WHAT YOU SHOULD DO
Copy out all lines of the records in which the word "grid" appears.

DATA RECORDS

..............................

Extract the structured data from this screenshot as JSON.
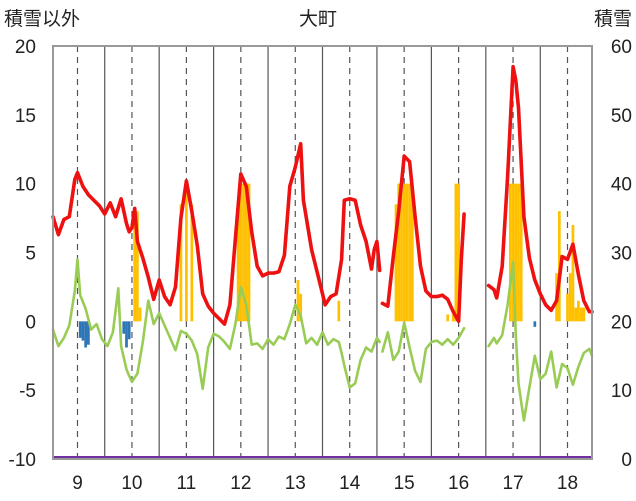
{
  "chart_data": {
    "type": "line",
    "title": "大町",
    "y_left_label": "積雪以外",
    "y_right_label": "積雪",
    "y_left_range": [
      -10,
      20
    ],
    "y_right_range": [
      0,
      60
    ],
    "y_left_ticks": [
      "20",
      "15",
      "10",
      "5",
      "0",
      "-5",
      "-10"
    ],
    "y_right_ticks": [
      "60",
      "50",
      "40",
      "30",
      "20",
      "10",
      "0"
    ],
    "x_range": [
      8.55,
      18.45
    ],
    "x_ticks": [
      "9",
      "10",
      "11",
      "12",
      "13",
      "14",
      "15",
      "16",
      "17",
      "18"
    ],
    "grid": "vertical dashed at ticks, solid between",
    "colors": {
      "max_temp": "#ee1111",
      "min_temp": "#99cc55",
      "snow_depth": "#ffc000",
      "precip": "#2e75b6",
      "bottom": "#7030a0",
      "grid": "#555555",
      "axis": "#999999"
    },
    "series": [
      {
        "kind": "line",
        "color_key": "max_temp",
        "axis": "left",
        "segments": [
          [
            [
              8.55,
              7.6
            ],
            [
              8.65,
              6.3
            ],
            [
              8.75,
              7.4
            ],
            [
              8.85,
              7.6
            ],
            [
              8.95,
              10.3
            ],
            [
              9.0,
              10.8
            ],
            [
              9.1,
              9.8
            ],
            [
              9.2,
              9.2
            ],
            [
              9.3,
              8.8
            ],
            [
              9.4,
              8.4
            ],
            [
              9.5,
              7.8
            ],
            [
              9.6,
              8.6
            ],
            [
              9.7,
              7.6
            ],
            [
              9.8,
              8.9
            ],
            [
              9.9,
              7.1
            ],
            [
              9.95,
              6.5
            ],
            [
              10.0,
              6.8
            ],
            [
              10.05,
              8.2
            ],
            [
              10.1,
              5.8
            ],
            [
              10.2,
              4.6
            ],
            [
              10.3,
              3.2
            ],
            [
              10.4,
              1.6
            ],
            [
              10.5,
              3.0
            ],
            [
              10.6,
              1.8
            ],
            [
              10.7,
              1.2
            ],
            [
              10.8,
              2.5
            ],
            [
              10.9,
              7.5
            ],
            [
              11.0,
              10.2
            ],
            [
              11.1,
              8.0
            ],
            [
              11.2,
              5.5
            ],
            [
              11.3,
              2.0
            ],
            [
              11.4,
              1.1
            ],
            [
              11.5,
              0.6
            ],
            [
              11.6,
              0.2
            ],
            [
              11.7,
              -0.2
            ],
            [
              11.8,
              1.2
            ],
            [
              11.9,
              6.0
            ],
            [
              12.0,
              10.7
            ],
            [
              12.1,
              9.8
            ],
            [
              12.2,
              6.5
            ],
            [
              12.3,
              4.0
            ],
            [
              12.4,
              3.3
            ],
            [
              12.5,
              3.5
            ],
            [
              12.6,
              3.5
            ],
            [
              12.7,
              3.6
            ],
            [
              12.8,
              4.8
            ],
            [
              12.9,
              9.8
            ],
            [
              13.0,
              11.2
            ],
            [
              13.1,
              12.9
            ],
            [
              13.15,
              8.8
            ],
            [
              13.3,
              5.2
            ],
            [
              13.45,
              2.8
            ],
            [
              13.55,
              1.2
            ],
            [
              13.65,
              1.8
            ],
            [
              13.75,
              2.0
            ],
            [
              13.85,
              4.5
            ],
            [
              13.9,
              8.8
            ],
            [
              14.0,
              8.9
            ],
            [
              14.1,
              8.8
            ],
            [
              14.2,
              7.0
            ],
            [
              14.3,
              5.8
            ],
            [
              14.4,
              3.8
            ],
            [
              14.45,
              5.2
            ],
            [
              14.5,
              5.8
            ],
            [
              14.55,
              3.7
            ]
          ],
          [
            [
              14.6,
              1.3
            ],
            [
              14.7,
              1.1
            ],
            [
              14.8,
              4.7
            ],
            [
              14.9,
              8.0
            ],
            [
              15.0,
              12.0
            ],
            [
              15.1,
              11.6
            ],
            [
              15.2,
              7.6
            ],
            [
              15.3,
              4.0
            ],
            [
              15.4,
              2.2
            ],
            [
              15.5,
              1.8
            ],
            [
              15.6,
              1.8
            ],
            [
              15.7,
              1.9
            ],
            [
              15.8,
              1.6
            ],
            [
              15.9,
              0.7
            ],
            [
              16.0,
              0.0
            ],
            [
              16.05,
              4.5
            ],
            [
              16.1,
              7.8
            ]
          ],
          [
            [
              16.55,
              2.6
            ],
            [
              16.65,
              2.3
            ],
            [
              16.7,
              1.7
            ],
            [
              16.8,
              4.0
            ],
            [
              16.9,
              10.5
            ],
            [
              17.0,
              18.5
            ],
            [
              17.05,
              17.5
            ],
            [
              17.1,
              15.5
            ],
            [
              17.2,
              7.6
            ],
            [
              17.3,
              4.6
            ],
            [
              17.4,
              3.0
            ],
            [
              17.5,
              2.0
            ],
            [
              17.6,
              1.2
            ],
            [
              17.7,
              0.8
            ],
            [
              17.8,
              1.5
            ],
            [
              17.9,
              4.7
            ],
            [
              18.0,
              4.5
            ],
            [
              18.1,
              5.6
            ],
            [
              18.2,
              3.4
            ],
            [
              18.3,
              1.5
            ],
            [
              18.4,
              0.7
            ],
            [
              18.45,
              0.7
            ]
          ]
        ]
      },
      {
        "kind": "line",
        "color_key": "min_temp",
        "axis": "left",
        "segments": [
          [
            [
              8.55,
              -0.6
            ],
            [
              8.65,
              -1.8
            ],
            [
              8.75,
              -1.2
            ],
            [
              8.85,
              -0.3
            ],
            [
              8.95,
              2.2
            ],
            [
              9.0,
              4.5
            ],
            [
              9.05,
              1.9
            ],
            [
              9.15,
              0.9
            ],
            [
              9.25,
              -0.6
            ],
            [
              9.35,
              -0.2
            ],
            [
              9.45,
              -1.3
            ],
            [
              9.55,
              -1.8
            ],
            [
              9.65,
              -0.8
            ],
            [
              9.75,
              2.4
            ],
            [
              9.8,
              -1.8
            ],
            [
              9.9,
              -3.5
            ],
            [
              10.0,
              -4.4
            ],
            [
              10.1,
              -3.8
            ],
            [
              10.2,
              -1.5
            ],
            [
              10.3,
              1.5
            ],
            [
              10.4,
              -0.2
            ],
            [
              10.5,
              0.6
            ],
            [
              10.6,
              -0.3
            ],
            [
              10.7,
              -1.2
            ],
            [
              10.8,
              -2.1
            ],
            [
              10.9,
              -0.7
            ],
            [
              11.0,
              -0.9
            ],
            [
              11.1,
              -1.4
            ],
            [
              11.2,
              -2.4
            ],
            [
              11.3,
              -4.9
            ],
            [
              11.4,
              -1.9
            ],
            [
              11.5,
              -0.9
            ],
            [
              11.6,
              -1.1
            ],
            [
              11.7,
              -1.5
            ],
            [
              11.8,
              -2.0
            ],
            [
              11.9,
              -0.2
            ],
            [
              12.0,
              2.5
            ],
            [
              12.1,
              1.2
            ],
            [
              12.2,
              -1.7
            ],
            [
              12.3,
              -1.6
            ],
            [
              12.4,
              -2.0
            ],
            [
              12.5,
              -1.3
            ],
            [
              12.6,
              -1.7
            ],
            [
              12.7,
              -1.1
            ],
            [
              12.8,
              -1.3
            ],
            [
              12.9,
              -0.2
            ],
            [
              13.0,
              1.2
            ],
            [
              13.1,
              0.4
            ],
            [
              13.2,
              -1.6
            ],
            [
              13.3,
              -1.2
            ],
            [
              13.4,
              -1.7
            ],
            [
              13.5,
              -0.8
            ],
            [
              13.6,
              -1.7
            ],
            [
              13.7,
              -1.3
            ],
            [
              13.8,
              -1.5
            ],
            [
              13.85,
              -2.3
            ],
            [
              13.9,
              -3.2
            ],
            [
              14.0,
              -4.8
            ],
            [
              14.1,
              -4.5
            ],
            [
              14.2,
              -2.8
            ],
            [
              14.3,
              -1.9
            ],
            [
              14.4,
              -2.2
            ],
            [
              14.5,
              -1.2
            ],
            [
              14.55,
              -1.5
            ]
          ],
          [
            [
              14.6,
              -2.2
            ],
            [
              14.7,
              -0.8
            ],
            [
              14.8,
              -2.8
            ],
            [
              14.9,
              -2.2
            ],
            [
              15.0,
              -0.1
            ],
            [
              15.1,
              -1.9
            ],
            [
              15.2,
              -3.6
            ],
            [
              15.3,
              -4.4
            ],
            [
              15.4,
              -2.0
            ],
            [
              15.5,
              -1.5
            ],
            [
              15.6,
              -1.4
            ],
            [
              15.7,
              -1.7
            ],
            [
              15.8,
              -1.3
            ],
            [
              15.9,
              -1.7
            ],
            [
              16.0,
              -1.2
            ],
            [
              16.1,
              -0.5
            ]
          ],
          [
            [
              16.55,
              -1.8
            ],
            [
              16.65,
              -1.2
            ],
            [
              16.7,
              -1.6
            ],
            [
              16.8,
              -1.0
            ],
            [
              16.9,
              1.2
            ],
            [
              17.0,
              4.3
            ],
            [
              17.05,
              -1.0
            ],
            [
              17.1,
              -4.5
            ],
            [
              17.2,
              -7.2
            ],
            [
              17.3,
              -4.8
            ],
            [
              17.4,
              -2.5
            ],
            [
              17.5,
              -4.2
            ],
            [
              17.6,
              -3.8
            ],
            [
              17.7,
              -2.2
            ],
            [
              17.8,
              -4.8
            ],
            [
              17.9,
              -3.1
            ],
            [
              18.0,
              -3.4
            ],
            [
              18.1,
              -4.6
            ],
            [
              18.2,
              -3.3
            ],
            [
              18.3,
              -2.3
            ],
            [
              18.4,
              -2.0
            ],
            [
              18.45,
              -2.5
            ]
          ]
        ]
      },
      {
        "kind": "bar",
        "color_key": "snow_depth",
        "axis": "right",
        "baseline": 20,
        "bars": [
          [
            10.05,
            36
          ],
          [
            10.1,
            36
          ],
          [
            10.15,
            22
          ],
          [
            10.9,
            37
          ],
          [
            11.0,
            39
          ],
          [
            11.1,
            37
          ],
          [
            11.95,
            37
          ],
          [
            12.0,
            40
          ],
          [
            12.05,
            40
          ],
          [
            12.1,
            40
          ],
          [
            12.15,
            40
          ],
          [
            13.05,
            26
          ],
          [
            13.1,
            24
          ],
          [
            13.8,
            23
          ],
          [
            14.85,
            37
          ],
          [
            14.9,
            40
          ],
          [
            14.95,
            40
          ],
          [
            15.0,
            40
          ],
          [
            15.05,
            40
          ],
          [
            15.1,
            40
          ],
          [
            15.15,
            40
          ],
          [
            15.8,
            21
          ],
          [
            15.85,
            20
          ],
          [
            15.9,
            21
          ],
          [
            15.95,
            40
          ],
          [
            16.0,
            40
          ],
          [
            16.95,
            40
          ],
          [
            17.0,
            40
          ],
          [
            17.05,
            40
          ],
          [
            17.1,
            40
          ],
          [
            17.15,
            40
          ],
          [
            17.8,
            27
          ],
          [
            17.85,
            36
          ],
          [
            18.0,
            24
          ],
          [
            18.05,
            27
          ],
          [
            18.1,
            34
          ],
          [
            18.15,
            22
          ],
          [
            18.2,
            23
          ],
          [
            18.25,
            22
          ],
          [
            18.3,
            22
          ]
        ]
      },
      {
        "kind": "bar",
        "color_key": "precip",
        "axis": "left",
        "baseline": 0,
        "bars": [
          [
            9.05,
            -1.2
          ],
          [
            9.1,
            -1.4
          ],
          [
            9.15,
            -1.9
          ],
          [
            9.2,
            -1.7
          ],
          [
            9.85,
            -0.9
          ],
          [
            9.9,
            -1.9
          ],
          [
            9.95,
            -1.3
          ],
          [
            17.4,
            -0.4
          ]
        ]
      }
    ]
  }
}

..............................

FINISHED EXERCISE
    "grid": "vertical dashed at ticks, solid between",
      "grid": "#555555",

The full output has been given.